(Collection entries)
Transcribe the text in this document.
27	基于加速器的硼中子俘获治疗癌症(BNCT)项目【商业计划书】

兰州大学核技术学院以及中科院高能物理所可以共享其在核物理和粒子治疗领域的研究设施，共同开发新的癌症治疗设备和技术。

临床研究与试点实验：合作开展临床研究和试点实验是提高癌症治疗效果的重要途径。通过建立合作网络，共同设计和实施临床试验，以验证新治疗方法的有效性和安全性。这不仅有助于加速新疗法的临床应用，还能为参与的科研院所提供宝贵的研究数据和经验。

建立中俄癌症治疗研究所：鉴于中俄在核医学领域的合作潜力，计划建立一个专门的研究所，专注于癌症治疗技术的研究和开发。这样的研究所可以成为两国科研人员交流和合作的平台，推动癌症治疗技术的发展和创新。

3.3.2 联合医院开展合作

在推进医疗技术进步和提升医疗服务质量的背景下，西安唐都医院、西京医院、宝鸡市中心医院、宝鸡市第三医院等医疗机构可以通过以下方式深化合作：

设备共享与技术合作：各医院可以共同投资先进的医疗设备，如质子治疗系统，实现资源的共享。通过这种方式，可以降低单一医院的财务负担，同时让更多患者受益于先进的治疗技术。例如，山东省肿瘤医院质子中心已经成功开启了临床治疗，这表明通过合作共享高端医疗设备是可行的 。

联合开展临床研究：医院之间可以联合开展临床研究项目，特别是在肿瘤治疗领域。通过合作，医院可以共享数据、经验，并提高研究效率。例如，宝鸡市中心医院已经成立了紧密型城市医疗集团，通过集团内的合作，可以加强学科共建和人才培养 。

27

*Job:*
Reproduce the listing above verbatim, from first line to last.

*Worked solution:*
Transcribe the text in this document.
27	基于加速器的硼中子俘获治疗癌症(BNCT)项目【商业计划书】

兰州大学核技术学院以及中科院高能物理所可以共享其在核物理和粒子治疗领域的研究设施，共同开发新的癌症治疗设备和技术。

临床研究与试点实验：合作开展临床研究和试点实验是提高癌症治疗效果的重要途径。通过建立合作网络，共同设计和实施临床试验，以验证新治疗方法的有效性和安全性。这不仅有助于加速新疗法的临床应用，还能为参与的科研院所提供宝贵的研究数据和经验。

建立中俄癌症治疗研究所：鉴于中俄在核医学领域的合作潜力，计划建立一个专门的研究所，专注于癌症治疗技术的研究和开发。这样的研究所可以成为两国科研人员交流和合作的平台，推动癌症治疗技术的发展和创新。

3.3.2 联合医院开展合作

在推进医疗技术进步和提升医疗服务质量的背景下，西安唐都医院、西京医院、宝鸡市中心医院、宝鸡市第三医院等医疗机构可以通过以下方式深化合作：

设备共享与技术合作：各医院可以共同投资先进的医疗设备，如质子治疗系统，实现资源的共享。通过这种方式，可以降低单一医院的财务负担，同时让更多患者受益于先进的治疗技术。例如，山东省肿瘤医院质子中心已经成功开启了临床治疗，这表明通过合作共享高端医疗设备是可行的 。

联合开展临床研究：医院之间可以联合开展临床研究项目，特别是在肿瘤治疗领域。通过合作，医院可以共享数据、经验，并提高研究效率。例如，宝鸡市中心医院已经成立了紧密型城市医疗集团，通过集团内的合作，可以加强学科共建和人才培养 。

27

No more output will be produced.